_WHAT IS NEEDED:_ In your copy, leave out the pictures and repeat the entries below exactly.

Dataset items

+++

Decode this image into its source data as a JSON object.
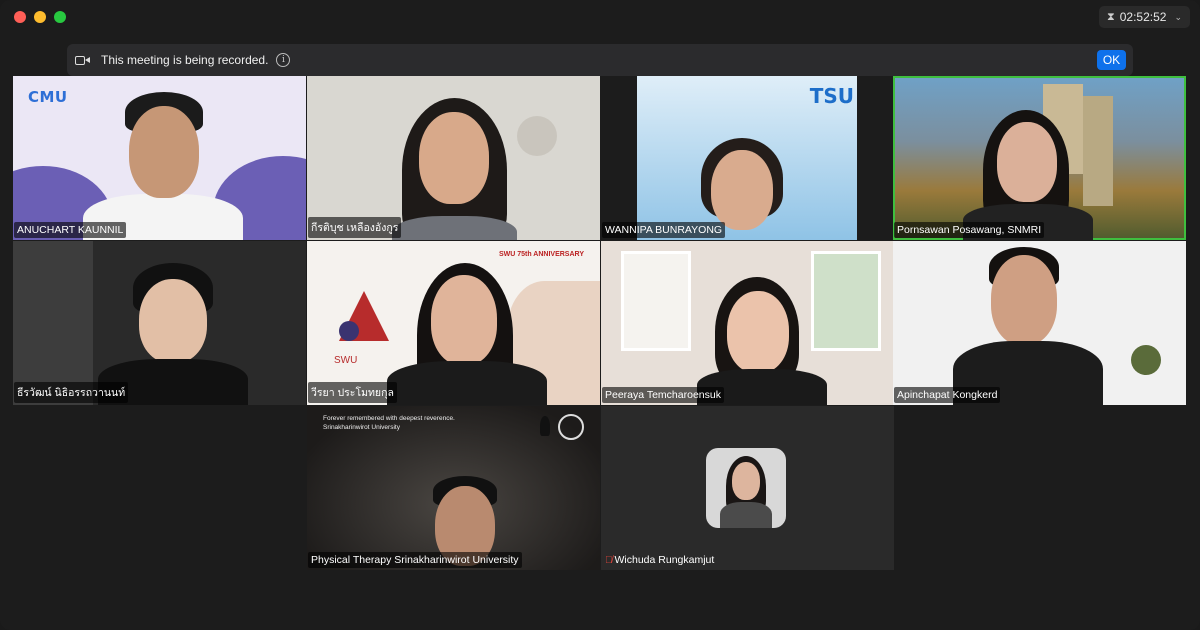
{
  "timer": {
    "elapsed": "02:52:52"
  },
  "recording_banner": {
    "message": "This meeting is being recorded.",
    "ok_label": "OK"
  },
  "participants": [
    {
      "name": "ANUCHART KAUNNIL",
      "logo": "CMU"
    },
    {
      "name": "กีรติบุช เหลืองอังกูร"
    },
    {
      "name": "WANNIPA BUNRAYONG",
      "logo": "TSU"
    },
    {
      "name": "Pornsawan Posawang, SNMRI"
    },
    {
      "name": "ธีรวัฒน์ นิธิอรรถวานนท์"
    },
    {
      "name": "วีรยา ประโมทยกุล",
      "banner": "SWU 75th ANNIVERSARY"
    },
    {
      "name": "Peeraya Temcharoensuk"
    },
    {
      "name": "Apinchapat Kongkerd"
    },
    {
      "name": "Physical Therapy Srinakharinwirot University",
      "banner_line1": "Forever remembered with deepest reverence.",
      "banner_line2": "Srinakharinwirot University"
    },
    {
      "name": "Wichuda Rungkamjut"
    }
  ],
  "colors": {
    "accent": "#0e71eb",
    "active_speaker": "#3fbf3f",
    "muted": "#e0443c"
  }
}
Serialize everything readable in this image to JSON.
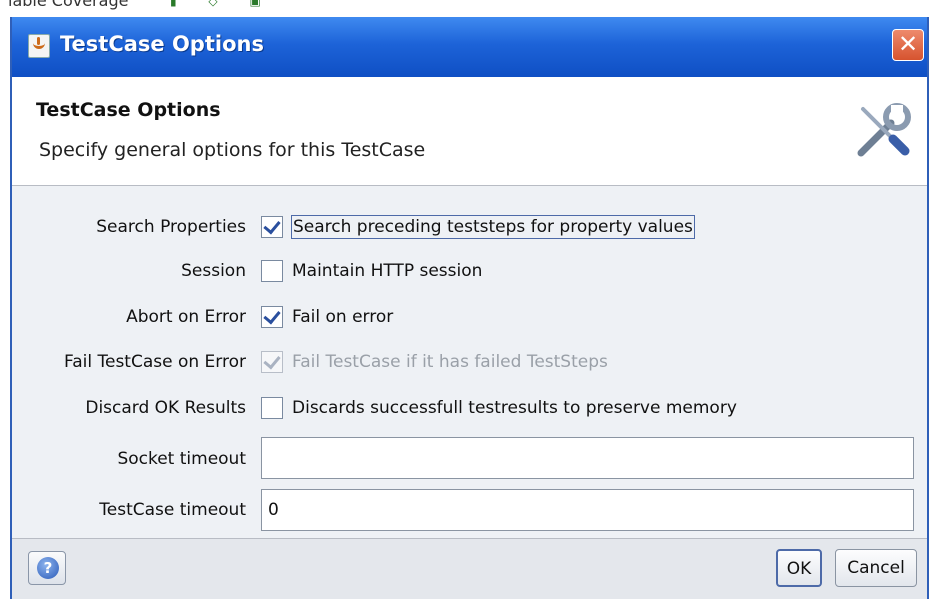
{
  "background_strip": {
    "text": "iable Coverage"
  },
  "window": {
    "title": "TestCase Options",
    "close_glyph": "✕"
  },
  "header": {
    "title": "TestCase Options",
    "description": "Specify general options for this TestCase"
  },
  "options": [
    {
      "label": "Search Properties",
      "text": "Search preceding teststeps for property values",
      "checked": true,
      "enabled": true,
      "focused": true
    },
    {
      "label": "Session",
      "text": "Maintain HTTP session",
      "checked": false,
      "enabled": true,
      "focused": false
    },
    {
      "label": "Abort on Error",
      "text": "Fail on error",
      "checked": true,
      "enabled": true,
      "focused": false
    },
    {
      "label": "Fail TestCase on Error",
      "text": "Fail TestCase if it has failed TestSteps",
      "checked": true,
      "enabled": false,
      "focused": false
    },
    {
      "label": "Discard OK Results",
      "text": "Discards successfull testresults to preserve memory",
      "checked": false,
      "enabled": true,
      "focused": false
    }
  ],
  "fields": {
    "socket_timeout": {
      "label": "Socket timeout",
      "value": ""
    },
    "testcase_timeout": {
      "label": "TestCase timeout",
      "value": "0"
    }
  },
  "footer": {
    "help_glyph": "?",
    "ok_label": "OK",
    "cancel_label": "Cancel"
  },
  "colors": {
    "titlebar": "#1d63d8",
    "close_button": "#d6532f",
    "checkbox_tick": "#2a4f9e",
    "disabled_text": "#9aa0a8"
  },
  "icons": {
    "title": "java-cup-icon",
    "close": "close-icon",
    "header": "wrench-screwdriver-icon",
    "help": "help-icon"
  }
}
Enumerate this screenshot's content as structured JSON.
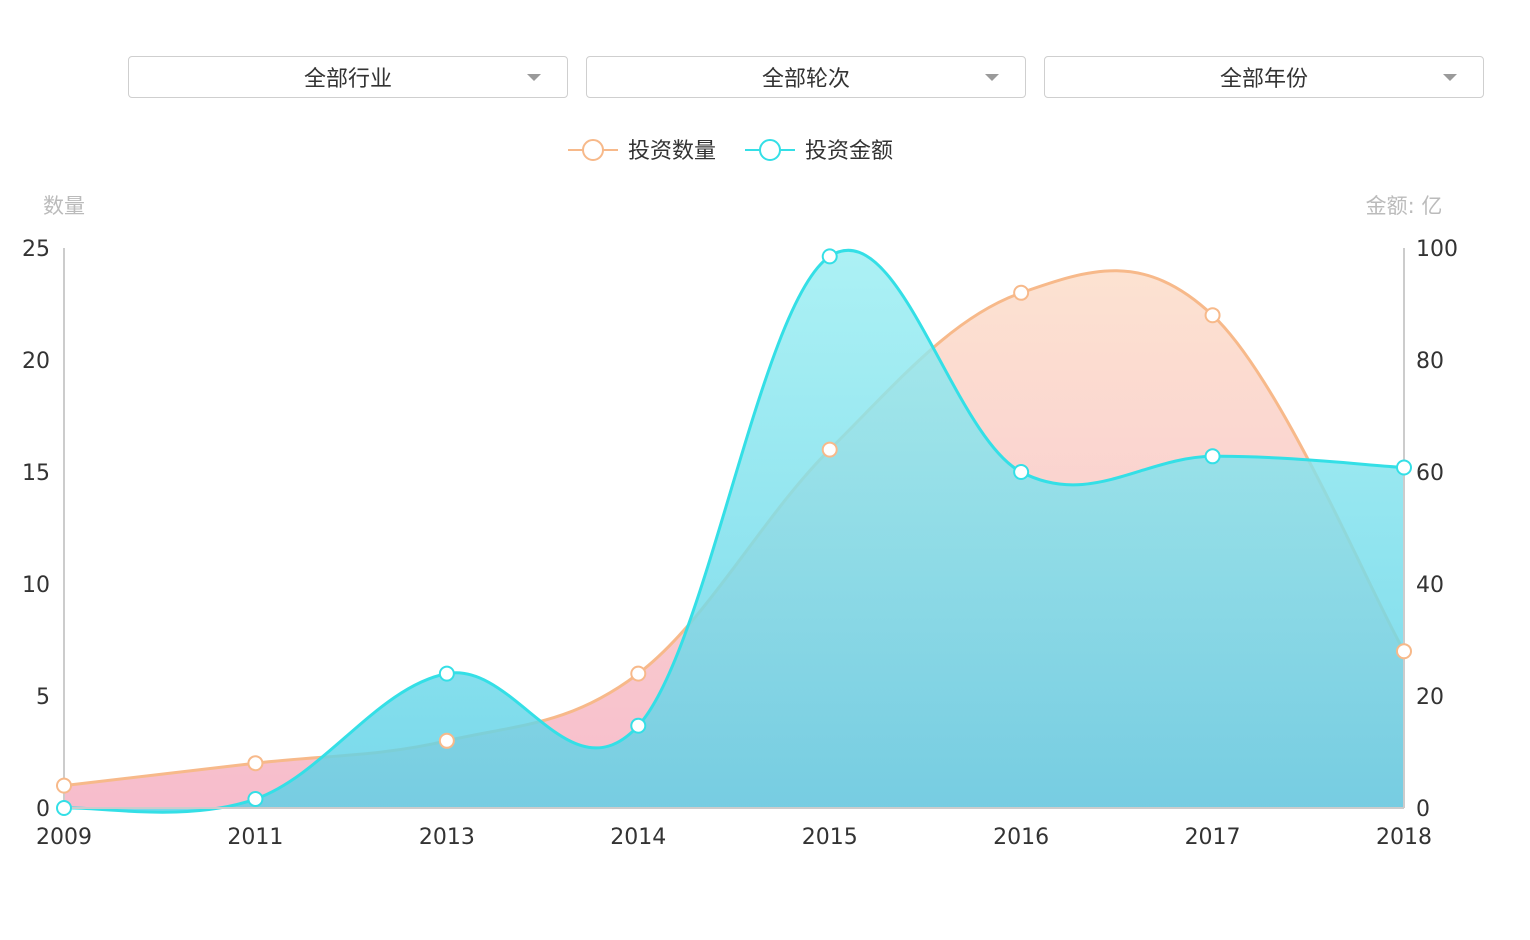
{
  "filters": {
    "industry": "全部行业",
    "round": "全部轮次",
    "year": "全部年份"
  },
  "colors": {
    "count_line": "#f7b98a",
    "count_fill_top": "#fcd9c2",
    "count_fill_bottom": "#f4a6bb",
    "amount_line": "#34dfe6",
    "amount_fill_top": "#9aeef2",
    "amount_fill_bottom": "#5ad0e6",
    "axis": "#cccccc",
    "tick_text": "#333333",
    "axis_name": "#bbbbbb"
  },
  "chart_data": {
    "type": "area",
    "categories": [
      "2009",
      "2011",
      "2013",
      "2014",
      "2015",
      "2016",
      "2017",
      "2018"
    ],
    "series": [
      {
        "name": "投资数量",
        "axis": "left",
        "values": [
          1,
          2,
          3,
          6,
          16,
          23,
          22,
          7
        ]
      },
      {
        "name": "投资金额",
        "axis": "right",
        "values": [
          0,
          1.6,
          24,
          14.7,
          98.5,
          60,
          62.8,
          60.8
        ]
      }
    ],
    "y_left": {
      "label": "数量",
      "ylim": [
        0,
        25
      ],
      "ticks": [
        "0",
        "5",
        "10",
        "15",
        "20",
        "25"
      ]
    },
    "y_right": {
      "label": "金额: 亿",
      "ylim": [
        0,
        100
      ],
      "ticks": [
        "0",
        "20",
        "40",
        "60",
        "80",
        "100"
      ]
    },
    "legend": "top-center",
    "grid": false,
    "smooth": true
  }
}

+++

_SOLUTION:_
Decode this image into its source data as a JSON object.
{
  "timer": {
    "elapsed": "02:52:52"
  },
  "recording_banner": {
    "message": "This meeting is being recorded.",
    "ok_label": "OK"
  },
  "participants": [
    {
      "name": "ANUCHART KAUNNIL",
      "logo": "CMU"
    },
    {
      "name": "กีรติบุช เหลืองอังกูร"
    },
    {
      "name": "WANNIPA BUNRAYONG",
      "logo": "TSU"
    },
    {
      "name": "Pornsawan Posawang, SNMRI"
    },
    {
      "name": "ธีรวัฒน์ นิธิอรรถวานนท์"
    },
    {
      "name": "วีรยา ประโมทยกุล",
      "banner": "SWU 75th ANNIVERSARY"
    },
    {
      "name": "Peeraya Temcharoensuk"
    },
    {
      "name": "Apinchapat Kongkerd"
    },
    {
      "name": "Physical Therapy Srinakharinwirot University",
      "banner_line1": "Forever remembered with deepest reverence.",
      "banner_line2": "Srinakharinwirot University"
    },
    {
      "name": "Wichuda Rungkamjut"
    }
  ],
  "colors": {
    "accent": "#0e71eb",
    "active_speaker": "#3fbf3f",
    "muted": "#e0443c"
  }
}
Serialize everything readable in this image to JSON.
{
  "background_strip": {
    "text": "iable Coverage"
  },
  "window": {
    "title": "TestCase Options",
    "close_glyph": "✕"
  },
  "header": {
    "title": "TestCase Options",
    "description": "Specify general options for this TestCase"
  },
  "options": [
    {
      "label": "Search Properties",
      "text": "Search preceding teststeps for property values",
      "checked": true,
      "enabled": true,
      "focused": true
    },
    {
      "label": "Session",
      "text": "Maintain HTTP session",
      "checked": false,
      "enabled": true,
      "focused": false
    },
    {
      "label": "Abort on Error",
      "text": "Fail on error",
      "checked": true,
      "enabled": true,
      "focused": false
    },
    {
      "label": "Fail TestCase on Error",
      "text": "Fail TestCase if it has failed TestSteps",
      "checked": true,
      "enabled": false,
      "focused": false
    },
    {
      "label": "Discard OK Results",
      "text": "Discards successfull testresults to preserve memory",
      "checked": false,
      "enabled": true,
      "focused": false
    }
  ],
  "fields": {
    "socket_timeout": {
      "label": "Socket timeout",
      "value": ""
    },
    "testcase_timeout": {
      "label": "TestCase timeout",
      "value": "0"
    }
  },
  "footer": {
    "help_glyph": "?",
    "ok_label": "OK",
    "cancel_label": "Cancel"
  },
  "colors": {
    "titlebar": "#1d63d8",
    "close_button": "#d6532f",
    "checkbox_tick": "#2a4f9e",
    "disabled_text": "#9aa0a8"
  },
  "icons": {
    "title": "java-cup-icon",
    "close": "close-icon",
    "header": "wrench-screwdriver-icon",
    "help": "help-icon"
  }
}
Enumerate this screenshot's content as structured JSON.
{
  "filters": {
    "industry": "全部行业",
    "round": "全部轮次",
    "year": "全部年份"
  },
  "colors": {
    "count_line": "#f7b98a",
    "count_fill_top": "#fcd9c2",
    "count_fill_bottom": "#f4a6bb",
    "amount_line": "#34dfe6",
    "amount_fill_top": "#9aeef2",
    "amount_fill_bottom": "#5ad0e6",
    "axis": "#cccccc",
    "tick_text": "#333333",
    "axis_name": "#bbbbbb"
  },
  "chart_data": {
    "type": "area",
    "categories": [
      "2009",
      "2011",
      "2013",
      "2014",
      "2015",
      "2016",
      "2017",
      "2018"
    ],
    "series": [
      {
        "name": "投资数量",
        "axis": "left",
        "values": [
          1,
          2,
          3,
          6,
          16,
          23,
          22,
          7
        ]
      },
      {
        "name": "投资金额",
        "axis": "right",
        "values": [
          0,
          1.6,
          24,
          14.7,
          98.5,
          60,
          62.8,
          60.8
        ]
      }
    ],
    "y_left": {
      "label": "数量",
      "ylim": [
        0,
        25
      ],
      "ticks": [
        "0",
        "5",
        "10",
        "15",
        "20",
        "25"
      ]
    },
    "y_right": {
      "label": "金额: 亿",
      "ylim": [
        0,
        100
      ],
      "ticks": [
        "0",
        "20",
        "40",
        "60",
        "80",
        "100"
      ]
    },
    "legend": "top-center",
    "grid": false,
    "smooth": true
  }
}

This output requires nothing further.